Extract, from the listing that follows, each line containing the word "screenshot".

........

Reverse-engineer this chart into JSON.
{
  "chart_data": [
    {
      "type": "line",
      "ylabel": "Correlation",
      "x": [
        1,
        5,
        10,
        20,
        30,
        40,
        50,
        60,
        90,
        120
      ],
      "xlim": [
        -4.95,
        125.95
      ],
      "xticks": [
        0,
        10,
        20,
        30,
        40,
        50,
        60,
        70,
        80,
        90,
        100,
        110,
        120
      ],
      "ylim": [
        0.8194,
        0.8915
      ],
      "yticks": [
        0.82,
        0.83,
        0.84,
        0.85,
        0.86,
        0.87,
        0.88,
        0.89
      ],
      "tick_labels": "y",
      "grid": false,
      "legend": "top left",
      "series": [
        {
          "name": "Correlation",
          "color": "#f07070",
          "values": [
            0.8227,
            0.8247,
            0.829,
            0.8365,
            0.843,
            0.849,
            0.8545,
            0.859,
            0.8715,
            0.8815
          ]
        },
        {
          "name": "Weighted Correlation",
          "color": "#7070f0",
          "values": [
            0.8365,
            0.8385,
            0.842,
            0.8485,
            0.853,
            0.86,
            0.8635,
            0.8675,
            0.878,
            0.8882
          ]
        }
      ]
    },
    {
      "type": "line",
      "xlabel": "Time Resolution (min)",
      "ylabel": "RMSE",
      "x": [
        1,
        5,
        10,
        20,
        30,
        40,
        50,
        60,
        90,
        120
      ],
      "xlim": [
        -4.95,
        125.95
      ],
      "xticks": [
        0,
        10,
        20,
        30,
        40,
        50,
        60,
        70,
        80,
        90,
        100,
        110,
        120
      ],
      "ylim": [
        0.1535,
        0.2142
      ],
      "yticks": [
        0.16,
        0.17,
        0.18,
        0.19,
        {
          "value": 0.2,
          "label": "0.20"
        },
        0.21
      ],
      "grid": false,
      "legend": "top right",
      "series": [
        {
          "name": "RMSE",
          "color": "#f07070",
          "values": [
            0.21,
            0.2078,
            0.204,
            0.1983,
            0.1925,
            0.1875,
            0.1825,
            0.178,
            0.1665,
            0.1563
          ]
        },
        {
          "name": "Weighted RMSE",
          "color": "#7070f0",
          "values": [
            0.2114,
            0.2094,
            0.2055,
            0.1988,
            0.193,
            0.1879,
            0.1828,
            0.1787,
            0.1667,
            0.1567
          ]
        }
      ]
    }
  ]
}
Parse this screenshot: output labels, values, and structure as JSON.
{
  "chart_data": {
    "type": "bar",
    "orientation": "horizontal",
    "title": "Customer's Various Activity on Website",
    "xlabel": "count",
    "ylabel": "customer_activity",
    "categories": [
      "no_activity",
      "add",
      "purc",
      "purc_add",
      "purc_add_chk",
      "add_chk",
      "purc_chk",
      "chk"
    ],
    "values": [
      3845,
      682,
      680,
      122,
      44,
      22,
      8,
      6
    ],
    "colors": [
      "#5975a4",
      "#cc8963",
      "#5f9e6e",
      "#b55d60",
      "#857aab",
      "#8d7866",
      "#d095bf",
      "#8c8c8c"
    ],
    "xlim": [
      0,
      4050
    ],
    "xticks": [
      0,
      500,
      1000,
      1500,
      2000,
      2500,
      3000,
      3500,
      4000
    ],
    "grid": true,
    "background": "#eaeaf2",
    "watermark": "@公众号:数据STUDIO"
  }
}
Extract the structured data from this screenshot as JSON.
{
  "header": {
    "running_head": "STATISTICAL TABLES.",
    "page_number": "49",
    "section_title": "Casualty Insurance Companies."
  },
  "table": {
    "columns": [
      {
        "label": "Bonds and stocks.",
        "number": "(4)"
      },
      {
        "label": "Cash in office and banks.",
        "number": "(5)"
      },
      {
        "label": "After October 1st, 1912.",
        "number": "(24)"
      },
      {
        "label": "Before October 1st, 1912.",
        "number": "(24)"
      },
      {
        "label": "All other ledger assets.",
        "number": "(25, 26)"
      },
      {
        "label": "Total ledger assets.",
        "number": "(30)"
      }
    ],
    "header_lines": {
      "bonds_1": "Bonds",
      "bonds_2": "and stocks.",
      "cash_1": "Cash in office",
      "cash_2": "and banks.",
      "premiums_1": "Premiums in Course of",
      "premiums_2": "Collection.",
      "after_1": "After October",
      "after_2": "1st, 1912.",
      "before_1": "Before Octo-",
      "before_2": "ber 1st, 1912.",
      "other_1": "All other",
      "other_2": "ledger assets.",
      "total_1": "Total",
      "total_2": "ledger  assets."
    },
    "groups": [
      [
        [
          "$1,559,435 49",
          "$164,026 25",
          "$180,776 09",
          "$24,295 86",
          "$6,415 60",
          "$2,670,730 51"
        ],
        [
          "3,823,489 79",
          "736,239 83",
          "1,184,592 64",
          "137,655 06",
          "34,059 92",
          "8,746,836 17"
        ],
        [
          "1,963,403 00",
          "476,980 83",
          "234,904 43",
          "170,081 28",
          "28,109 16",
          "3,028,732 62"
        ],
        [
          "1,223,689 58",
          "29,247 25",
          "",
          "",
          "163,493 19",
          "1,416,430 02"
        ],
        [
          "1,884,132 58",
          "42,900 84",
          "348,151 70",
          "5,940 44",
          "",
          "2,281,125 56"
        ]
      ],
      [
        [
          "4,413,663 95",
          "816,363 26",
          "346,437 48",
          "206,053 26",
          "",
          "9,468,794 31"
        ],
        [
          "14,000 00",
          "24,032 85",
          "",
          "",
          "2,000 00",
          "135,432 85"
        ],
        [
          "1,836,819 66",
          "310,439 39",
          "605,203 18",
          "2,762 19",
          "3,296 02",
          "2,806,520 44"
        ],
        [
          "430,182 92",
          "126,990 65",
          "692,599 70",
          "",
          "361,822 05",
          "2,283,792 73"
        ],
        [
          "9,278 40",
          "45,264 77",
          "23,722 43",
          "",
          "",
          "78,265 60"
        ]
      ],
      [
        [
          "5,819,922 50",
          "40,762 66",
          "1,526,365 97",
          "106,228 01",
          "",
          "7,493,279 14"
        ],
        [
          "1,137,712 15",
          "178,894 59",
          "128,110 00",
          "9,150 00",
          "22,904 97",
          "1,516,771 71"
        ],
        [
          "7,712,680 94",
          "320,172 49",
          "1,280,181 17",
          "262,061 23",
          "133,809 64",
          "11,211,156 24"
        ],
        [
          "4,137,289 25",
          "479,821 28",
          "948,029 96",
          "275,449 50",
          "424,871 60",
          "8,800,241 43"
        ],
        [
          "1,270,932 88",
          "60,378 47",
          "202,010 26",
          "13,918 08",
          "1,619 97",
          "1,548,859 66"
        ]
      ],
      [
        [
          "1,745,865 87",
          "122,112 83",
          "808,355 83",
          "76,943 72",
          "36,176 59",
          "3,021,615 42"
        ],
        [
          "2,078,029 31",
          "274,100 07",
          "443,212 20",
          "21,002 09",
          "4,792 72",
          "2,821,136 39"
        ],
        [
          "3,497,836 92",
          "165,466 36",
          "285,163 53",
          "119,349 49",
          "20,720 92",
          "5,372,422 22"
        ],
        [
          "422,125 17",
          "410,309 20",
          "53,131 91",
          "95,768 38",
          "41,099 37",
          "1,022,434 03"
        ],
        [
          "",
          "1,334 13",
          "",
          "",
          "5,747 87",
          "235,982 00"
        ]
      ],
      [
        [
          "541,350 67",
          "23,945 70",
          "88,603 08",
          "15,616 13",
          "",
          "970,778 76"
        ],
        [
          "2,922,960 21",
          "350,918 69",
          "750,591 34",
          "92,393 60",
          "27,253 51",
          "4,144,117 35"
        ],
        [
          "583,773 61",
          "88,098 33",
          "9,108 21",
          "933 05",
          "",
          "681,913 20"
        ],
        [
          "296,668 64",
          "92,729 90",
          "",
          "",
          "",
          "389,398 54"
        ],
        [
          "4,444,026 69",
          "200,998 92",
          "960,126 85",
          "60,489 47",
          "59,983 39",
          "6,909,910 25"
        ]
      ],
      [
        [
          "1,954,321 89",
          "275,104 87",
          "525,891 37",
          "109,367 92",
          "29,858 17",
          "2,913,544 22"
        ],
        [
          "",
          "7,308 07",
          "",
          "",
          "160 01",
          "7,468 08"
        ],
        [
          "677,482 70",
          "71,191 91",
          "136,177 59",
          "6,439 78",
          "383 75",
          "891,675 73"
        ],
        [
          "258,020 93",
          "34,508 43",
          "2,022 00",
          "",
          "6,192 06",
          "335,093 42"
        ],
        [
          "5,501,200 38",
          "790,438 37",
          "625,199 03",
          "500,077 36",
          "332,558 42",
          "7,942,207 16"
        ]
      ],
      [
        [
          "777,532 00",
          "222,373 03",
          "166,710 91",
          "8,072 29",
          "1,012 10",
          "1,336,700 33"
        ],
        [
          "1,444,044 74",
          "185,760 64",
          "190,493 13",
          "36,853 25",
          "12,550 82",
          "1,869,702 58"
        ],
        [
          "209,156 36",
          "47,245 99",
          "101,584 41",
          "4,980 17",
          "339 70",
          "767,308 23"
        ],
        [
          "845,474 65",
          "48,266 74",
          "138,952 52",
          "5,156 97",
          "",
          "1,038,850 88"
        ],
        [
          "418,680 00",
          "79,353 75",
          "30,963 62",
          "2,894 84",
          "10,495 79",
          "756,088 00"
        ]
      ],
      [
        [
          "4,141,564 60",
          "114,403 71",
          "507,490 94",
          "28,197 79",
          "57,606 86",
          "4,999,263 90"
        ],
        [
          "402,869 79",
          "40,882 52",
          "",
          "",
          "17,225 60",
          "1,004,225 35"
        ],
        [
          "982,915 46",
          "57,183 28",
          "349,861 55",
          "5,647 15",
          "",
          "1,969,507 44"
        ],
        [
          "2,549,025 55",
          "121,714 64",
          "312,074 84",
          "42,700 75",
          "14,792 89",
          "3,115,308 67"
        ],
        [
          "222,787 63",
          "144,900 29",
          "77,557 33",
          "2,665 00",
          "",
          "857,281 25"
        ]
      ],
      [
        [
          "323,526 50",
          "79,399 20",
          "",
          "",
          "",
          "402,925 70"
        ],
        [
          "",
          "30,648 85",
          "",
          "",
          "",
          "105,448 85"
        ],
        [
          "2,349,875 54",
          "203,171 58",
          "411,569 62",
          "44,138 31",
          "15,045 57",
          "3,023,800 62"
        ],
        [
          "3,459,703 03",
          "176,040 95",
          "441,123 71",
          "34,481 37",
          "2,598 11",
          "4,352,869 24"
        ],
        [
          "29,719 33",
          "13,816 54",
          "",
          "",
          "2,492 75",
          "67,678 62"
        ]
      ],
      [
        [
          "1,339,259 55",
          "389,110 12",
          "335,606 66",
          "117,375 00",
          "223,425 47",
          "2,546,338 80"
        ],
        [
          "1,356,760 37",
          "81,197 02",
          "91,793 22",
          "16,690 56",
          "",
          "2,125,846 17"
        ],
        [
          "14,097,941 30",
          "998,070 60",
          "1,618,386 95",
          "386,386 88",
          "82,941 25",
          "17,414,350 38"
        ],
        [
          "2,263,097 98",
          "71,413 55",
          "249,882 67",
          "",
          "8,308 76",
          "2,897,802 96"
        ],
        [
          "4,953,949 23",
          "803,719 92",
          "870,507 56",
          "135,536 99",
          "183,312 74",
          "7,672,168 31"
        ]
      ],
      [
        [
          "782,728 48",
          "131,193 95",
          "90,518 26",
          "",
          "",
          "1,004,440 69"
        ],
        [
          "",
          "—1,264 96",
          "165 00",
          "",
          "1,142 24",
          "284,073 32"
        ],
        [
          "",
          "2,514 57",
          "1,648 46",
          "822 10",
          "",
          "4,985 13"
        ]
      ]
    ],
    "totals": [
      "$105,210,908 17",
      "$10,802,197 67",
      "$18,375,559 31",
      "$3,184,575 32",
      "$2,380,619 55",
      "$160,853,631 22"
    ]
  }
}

........

### WORKED ANSWER:
Parse this screenshot: output labels, values, and structure as JSON.
Extract the structured data from this screenshot as JSON.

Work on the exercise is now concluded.